Supplied records
---+---
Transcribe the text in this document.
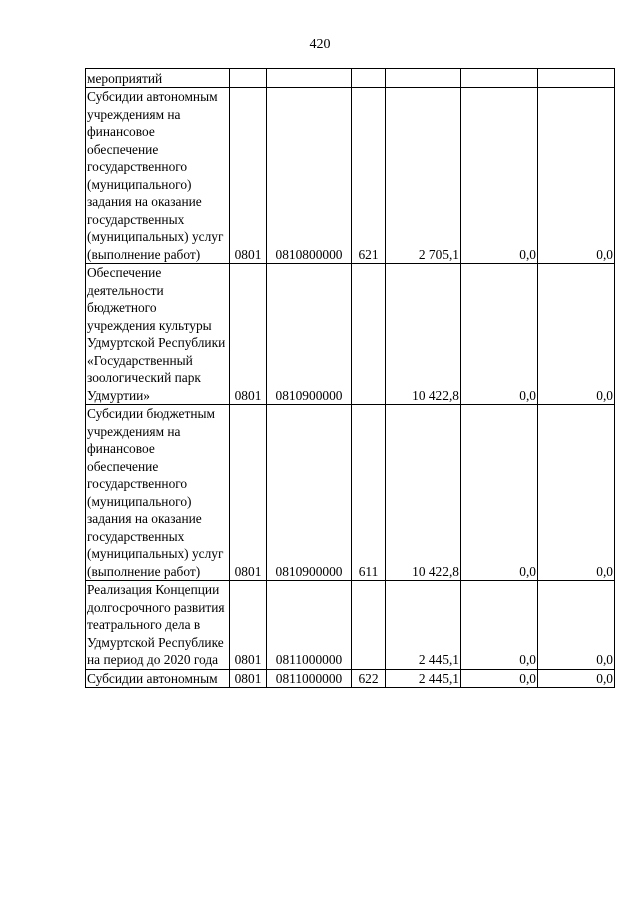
420
мероприятий						
Субсидии автономным учреждениям на финансовое обеспечение государственного (муниципального) задания на оказание государственных (муниципальных) услуг (выполнение работ)	0801	0810800000	621	2 705,1	0,0	0,0
Обеспечение деятельности бюджетного учреждения культуры Удмуртской Республики «Государственный зоологический парк Удмуртии»	0801	0810900000		10 422,8	0,0	0,0
Субсидии бюджетным учреждениям на финансовое обеспечение государственного (муниципального) задания на оказание государственных (муниципальных) услуг (выполнение работ)	0801	0810900000	611	10 422,8	0,0	0,0
Реализация Концепции долгосрочного развития театрального дела в Удмуртской Республике на период до 2020 года	0801	0811000000		2 445,1	0,0	0,0
Субсидии автономным	0801	0811000000	622	2 445,1	0,0	0,0
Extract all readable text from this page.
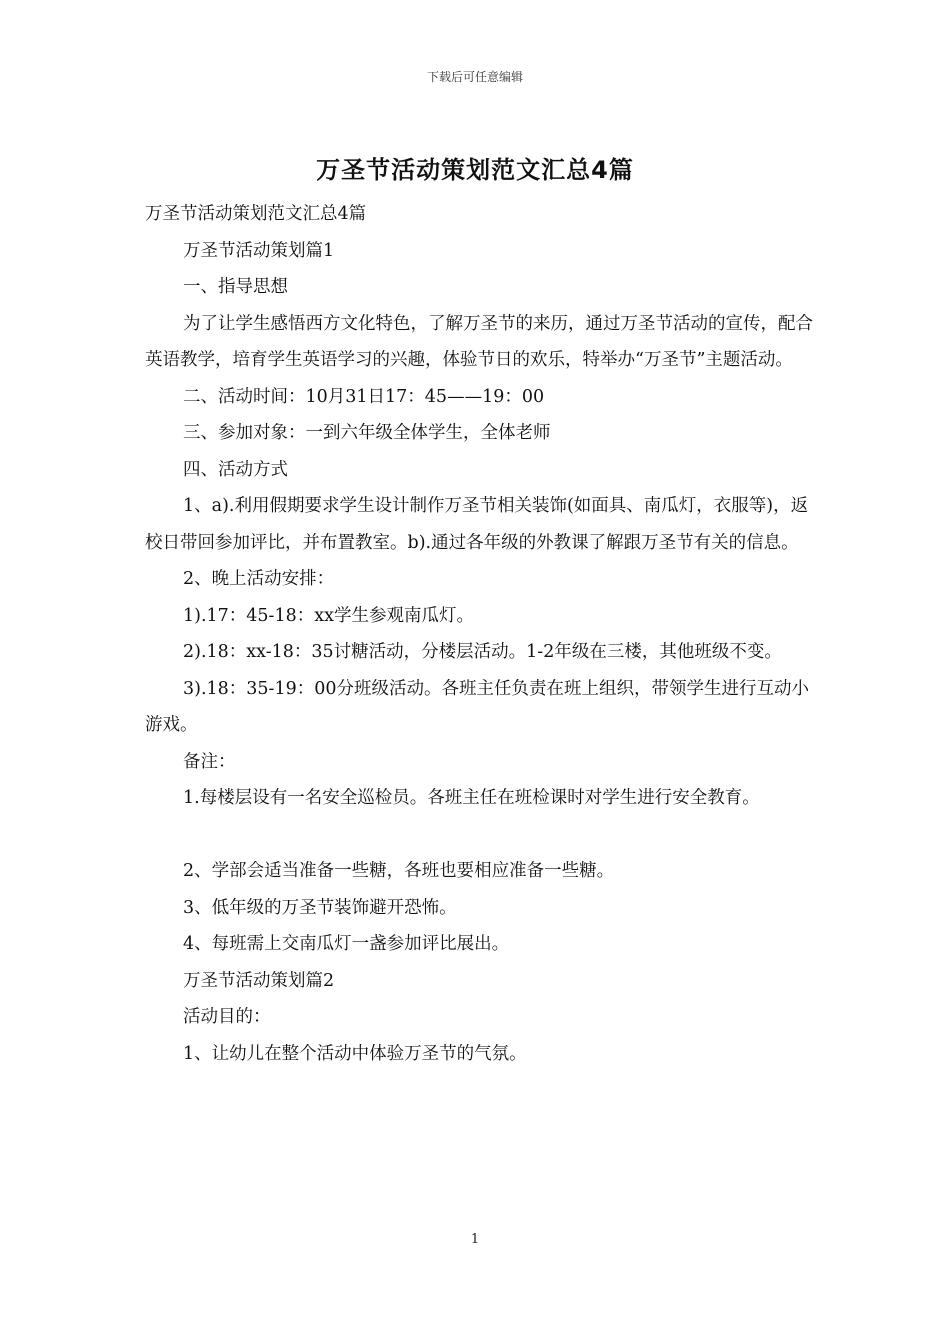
下载后可任意编辑
万圣节活动策划范文汇总4篇

万圣节活动策划范文汇总4篇

万圣节活动策划篇1

一、指导思想

为了让学生感悟西方文化特色，了解万圣节的来历，通过万圣节活动的宣传，配合英语教学，培育学生英语学习的兴趣，体验节日的欢乐，特举办“万圣节”主题活动。

二、活动时间：10月31日17：45——19：00

三、参加对象：一到六年级全体学生，全体老师

四、活动方式

1、a).利用假期要求学生设计制作万圣节相关装饰(如面具、南瓜灯，衣服等)，返校日带回参加评比，并布置教室。b).通过各年级的外教课了解跟万圣节有关的信息。

2、晚上活动安排：

1).17：45-18：xx学生参观南瓜灯。

2).18：xx-18：35讨糖活动，分楼层活动。1-2年级在三楼，其他班级不变。

3).18：35-19：00分班级活动。各班主任负责在班上组织，带领学生进行互动小游戏。

备注：

1.每楼层设有一名安全巡检员。各班主任在班检课时对学生进行安全教育。

2、学部会适当准备一些糖，各班也要相应准备一些糖。

3、低年级的万圣节装饰避开恐怖。

4、每班需上交南瓜灯一盏参加评比展出。

万圣节活动策划篇2

活动目的：

1、让幼儿在整个活动中体验万圣节的气氛。

1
---+---
Work to do
Extract all lines from the data in which "оказание" is found.

Complete response
Субсидии автономным учреждениям на финансовое обеспечение государственного (муниципального) задания на оказание государственных (муниципальных) услуг (выполнение работ)	0801	0810800000	621	2 705,1	0,0	0,0
Субсидии бюджетным учреждениям на финансовое обеспечение государственного (муниципального) задания на оказание государственных (муниципальных) услуг (выполнение работ)	0801	0810900000	611	10 422,8	0,0	0,0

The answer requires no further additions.